** start of DATA TO PROCESS **
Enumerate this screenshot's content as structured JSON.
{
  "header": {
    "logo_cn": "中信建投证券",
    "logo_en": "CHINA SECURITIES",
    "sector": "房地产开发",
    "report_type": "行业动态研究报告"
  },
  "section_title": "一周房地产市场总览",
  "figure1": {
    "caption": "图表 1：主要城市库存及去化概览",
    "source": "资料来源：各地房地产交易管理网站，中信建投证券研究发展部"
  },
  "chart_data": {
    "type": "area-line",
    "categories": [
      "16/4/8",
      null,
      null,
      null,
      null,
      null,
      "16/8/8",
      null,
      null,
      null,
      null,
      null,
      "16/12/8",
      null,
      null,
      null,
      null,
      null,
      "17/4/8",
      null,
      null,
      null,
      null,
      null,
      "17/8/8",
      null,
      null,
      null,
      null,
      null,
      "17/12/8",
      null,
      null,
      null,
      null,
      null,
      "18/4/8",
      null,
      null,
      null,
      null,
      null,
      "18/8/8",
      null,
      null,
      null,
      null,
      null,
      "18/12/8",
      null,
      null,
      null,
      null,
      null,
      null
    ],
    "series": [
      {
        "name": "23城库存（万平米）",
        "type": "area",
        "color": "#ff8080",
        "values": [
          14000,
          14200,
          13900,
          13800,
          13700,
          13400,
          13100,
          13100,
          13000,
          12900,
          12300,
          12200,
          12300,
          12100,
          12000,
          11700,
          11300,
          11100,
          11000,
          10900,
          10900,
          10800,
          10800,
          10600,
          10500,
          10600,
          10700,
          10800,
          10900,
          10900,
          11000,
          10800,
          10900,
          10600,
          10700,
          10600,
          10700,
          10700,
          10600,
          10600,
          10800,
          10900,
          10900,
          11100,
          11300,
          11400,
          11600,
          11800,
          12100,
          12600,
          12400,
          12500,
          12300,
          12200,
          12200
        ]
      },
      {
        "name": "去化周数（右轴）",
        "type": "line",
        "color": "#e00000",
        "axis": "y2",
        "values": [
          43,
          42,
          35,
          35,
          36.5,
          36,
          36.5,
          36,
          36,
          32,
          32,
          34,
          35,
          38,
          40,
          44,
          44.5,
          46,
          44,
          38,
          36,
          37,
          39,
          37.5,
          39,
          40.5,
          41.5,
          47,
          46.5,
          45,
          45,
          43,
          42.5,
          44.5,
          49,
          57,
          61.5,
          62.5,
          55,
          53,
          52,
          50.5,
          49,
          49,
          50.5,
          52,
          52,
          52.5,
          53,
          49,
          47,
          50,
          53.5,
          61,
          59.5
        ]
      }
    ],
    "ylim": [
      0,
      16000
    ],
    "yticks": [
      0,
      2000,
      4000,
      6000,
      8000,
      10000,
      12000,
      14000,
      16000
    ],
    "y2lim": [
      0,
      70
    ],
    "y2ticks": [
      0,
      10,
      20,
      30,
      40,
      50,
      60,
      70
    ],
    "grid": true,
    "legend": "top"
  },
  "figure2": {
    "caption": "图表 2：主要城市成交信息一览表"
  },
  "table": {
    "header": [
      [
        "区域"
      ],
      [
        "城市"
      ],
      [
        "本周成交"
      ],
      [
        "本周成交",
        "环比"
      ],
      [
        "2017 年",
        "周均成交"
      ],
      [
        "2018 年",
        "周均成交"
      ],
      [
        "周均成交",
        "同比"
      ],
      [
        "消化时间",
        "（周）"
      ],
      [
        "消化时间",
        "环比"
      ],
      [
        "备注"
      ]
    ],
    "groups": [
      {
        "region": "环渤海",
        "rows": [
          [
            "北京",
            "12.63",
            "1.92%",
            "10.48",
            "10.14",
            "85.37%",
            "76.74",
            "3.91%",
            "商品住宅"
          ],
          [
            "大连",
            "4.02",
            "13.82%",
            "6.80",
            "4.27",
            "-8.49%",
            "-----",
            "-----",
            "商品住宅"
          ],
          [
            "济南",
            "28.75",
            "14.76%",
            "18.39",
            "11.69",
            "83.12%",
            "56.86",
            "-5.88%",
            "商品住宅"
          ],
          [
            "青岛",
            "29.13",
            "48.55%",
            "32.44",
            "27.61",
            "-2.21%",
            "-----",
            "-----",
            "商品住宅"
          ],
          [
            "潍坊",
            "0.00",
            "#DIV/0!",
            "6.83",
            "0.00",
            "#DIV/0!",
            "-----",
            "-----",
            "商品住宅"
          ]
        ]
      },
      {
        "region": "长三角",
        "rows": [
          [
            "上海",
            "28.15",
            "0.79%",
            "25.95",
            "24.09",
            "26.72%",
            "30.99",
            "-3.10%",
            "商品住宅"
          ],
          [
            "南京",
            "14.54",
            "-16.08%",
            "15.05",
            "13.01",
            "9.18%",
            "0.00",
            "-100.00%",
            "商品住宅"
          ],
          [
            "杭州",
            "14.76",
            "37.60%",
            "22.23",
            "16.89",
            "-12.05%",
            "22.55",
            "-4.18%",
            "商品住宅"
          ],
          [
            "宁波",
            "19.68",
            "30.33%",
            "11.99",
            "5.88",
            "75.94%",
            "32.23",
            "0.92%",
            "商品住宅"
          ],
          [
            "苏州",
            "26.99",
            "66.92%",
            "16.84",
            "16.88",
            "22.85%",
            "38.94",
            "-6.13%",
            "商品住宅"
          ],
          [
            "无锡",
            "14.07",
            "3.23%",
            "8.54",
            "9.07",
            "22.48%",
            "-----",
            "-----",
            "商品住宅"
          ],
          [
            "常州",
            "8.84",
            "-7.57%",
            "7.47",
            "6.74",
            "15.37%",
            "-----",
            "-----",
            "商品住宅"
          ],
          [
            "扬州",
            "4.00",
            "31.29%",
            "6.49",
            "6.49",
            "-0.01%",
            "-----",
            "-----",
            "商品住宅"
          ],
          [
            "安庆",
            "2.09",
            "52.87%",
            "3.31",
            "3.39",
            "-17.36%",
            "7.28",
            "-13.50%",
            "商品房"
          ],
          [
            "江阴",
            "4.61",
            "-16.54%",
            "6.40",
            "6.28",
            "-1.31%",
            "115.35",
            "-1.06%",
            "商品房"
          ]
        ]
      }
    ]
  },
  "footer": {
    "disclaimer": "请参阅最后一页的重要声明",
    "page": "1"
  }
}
** end of DATA TO PROCESS **
WHAT THE TASK REQUIRES
Reproduce all the records precisely.

FINAL ANSWER
Enumerate this screenshot's content as structured JSON.
{
  "header": {
    "logo_cn": "中信建投证券",
    "logo_en": "CHINA SECURITIES",
    "sector": "房地产开发",
    "report_type": "行业动态研究报告"
  },
  "section_title": "一周房地产市场总览",
  "figure1": {
    "caption": "图表 1：主要城市库存及去化概览",
    "source": "资料来源：各地房地产交易管理网站，中信建投证券研究发展部"
  },
  "chart_data": {
    "type": "area-line",
    "categories": [
      "16/4/8",
      null,
      null,
      null,
      null,
      null,
      "16/8/8",
      null,
      null,
      null,
      null,
      null,
      "16/12/8",
      null,
      null,
      null,
      null,
      null,
      "17/4/8",
      null,
      null,
      null,
      null,
      null,
      "17/8/8",
      null,
      null,
      null,
      null,
      null,
      "17/12/8",
      null,
      null,
      null,
      null,
      null,
      "18/4/8",
      null,
      null,
      null,
      null,
      null,
      "18/8/8",
      null,
      null,
      null,
      null,
      null,
      "18/12/8",
      null,
      null,
      null,
      null,
      null,
      null
    ],
    "series": [
      {
        "name": "23城库存（万平米）",
        "type": "area",
        "color": "#ff8080",
        "values": [
          14000,
          14200,
          13900,
          13800,
          13700,
          13400,
          13100,
          13100,
          13000,
          12900,
          12300,
          12200,
          12300,
          12100,
          12000,
          11700,
          11300,
          11100,
          11000,
          10900,
          10900,
          10800,
          10800,
          10600,
          10500,
          10600,
          10700,
          10800,
          10900,
          10900,
          11000,
          10800,
          10900,
          10600,
          10700,
          10600,
          10700,
          10700,
          10600,
          10600,
          10800,
          10900,
          10900,
          11100,
          11300,
          11400,
          11600,
          11800,
          12100,
          12600,
          12400,
          12500,
          12300,
          12200,
          12200
        ]
      },
      {
        "name": "去化周数（右轴）",
        "type": "line",
        "color": "#e00000",
        "axis": "y2",
        "values": [
          43,
          42,
          35,
          35,
          36.5,
          36,
          36.5,
          36,
          36,
          32,
          32,
          34,
          35,
          38,
          40,
          44,
          44.5,
          46,
          44,
          38,
          36,
          37,
          39,
          37.5,
          39,
          40.5,
          41.5,
          47,
          46.5,
          45,
          45,
          43,
          42.5,
          44.5,
          49,
          57,
          61.5,
          62.5,
          55,
          53,
          52,
          50.5,
          49,
          49,
          50.5,
          52,
          52,
          52.5,
          53,
          49,
          47,
          50,
          53.5,
          61,
          59.5
        ]
      }
    ],
    "ylim": [
      0,
      16000
    ],
    "yticks": [
      0,
      2000,
      4000,
      6000,
      8000,
      10000,
      12000,
      14000,
      16000
    ],
    "y2lim": [
      0,
      70
    ],
    "y2ticks": [
      0,
      10,
      20,
      30,
      40,
      50,
      60,
      70
    ],
    "grid": true,
    "legend": "top"
  },
  "figure2": {
    "caption": "图表 2：主要城市成交信息一览表"
  },
  "table": {
    "header": [
      [
        "区域"
      ],
      [
        "城市"
      ],
      [
        "本周成交"
      ],
      [
        "本周成交",
        "环比"
      ],
      [
        "2017 年",
        "周均成交"
      ],
      [
        "2018 年",
        "周均成交"
      ],
      [
        "周均成交",
        "同比"
      ],
      [
        "消化时间",
        "（周）"
      ],
      [
        "消化时间",
        "环比"
      ],
      [
        "备注"
      ]
    ],
    "groups": [
      {
        "region": "环渤海",
        "rows": [
          [
            "北京",
            "12.63",
            "1.92%",
            "10.48",
            "10.14",
            "85.37%",
            "76.74",
            "3.91%",
            "商品住宅"
          ],
          [
            "大连",
            "4.02",
            "13.82%",
            "6.80",
            "4.27",
            "-8.49%",
            "-----",
            "-----",
            "商品住宅"
          ],
          [
            "济南",
            "28.75",
            "14.76%",
            "18.39",
            "11.69",
            "83.12%",
            "56.86",
            "-5.88%",
            "商品住宅"
          ],
          [
            "青岛",
            "29.13",
            "48.55%",
            "32.44",
            "27.61",
            "-2.21%",
            "-----",
            "-----",
            "商品住宅"
          ],
          [
            "潍坊",
            "0.00",
            "#DIV/0!",
            "6.83",
            "0.00",
            "#DIV/0!",
            "-----",
            "-----",
            "商品住宅"
          ]
        ]
      },
      {
        "region": "长三角",
        "rows": [
          [
            "上海",
            "28.15",
            "0.79%",
            "25.95",
            "24.09",
            "26.72%",
            "30.99",
            "-3.10%",
            "商品住宅"
          ],
          [
            "南京",
            "14.54",
            "-16.08%",
            "15.05",
            "13.01",
            "9.18%",
            "0.00",
            "-100.00%",
            "商品住宅"
          ],
          [
            "杭州",
            "14.76",
            "37.60%",
            "22.23",
            "16.89",
            "-12.05%",
            "22.55",
            "-4.18%",
            "商品住宅"
          ],
          [
            "宁波",
            "19.68",
            "30.33%",
            "11.99",
            "5.88",
            "75.94%",
            "32.23",
            "0.92%",
            "商品住宅"
          ],
          [
            "苏州",
            "26.99",
            "66.92%",
            "16.84",
            "16.88",
            "22.85%",
            "38.94",
            "-6.13%",
            "商品住宅"
          ],
          [
            "无锡",
            "14.07",
            "3.23%",
            "8.54",
            "9.07",
            "22.48%",
            "-----",
            "-----",
            "商品住宅"
          ],
          [
            "常州",
            "8.84",
            "-7.57%",
            "7.47",
            "6.74",
            "15.37%",
            "-----",
            "-----",
            "商品住宅"
          ],
          [
            "扬州",
            "4.00",
            "31.29%",
            "6.49",
            "6.49",
            "-0.01%",
            "-----",
            "-----",
            "商品住宅"
          ],
          [
            "安庆",
            "2.09",
            "52.87%",
            "3.31",
            "3.39",
            "-17.36%",
            "7.28",
            "-13.50%",
            "商品房"
          ],
          [
            "江阴",
            "4.61",
            "-16.54%",
            "6.40",
            "6.28",
            "-1.31%",
            "115.35",
            "-1.06%",
            "商品房"
          ]
        ]
      }
    ]
  },
  "footer": {
    "disclaimer": "请参阅最后一页的重要声明",
    "page": "1"
  }
}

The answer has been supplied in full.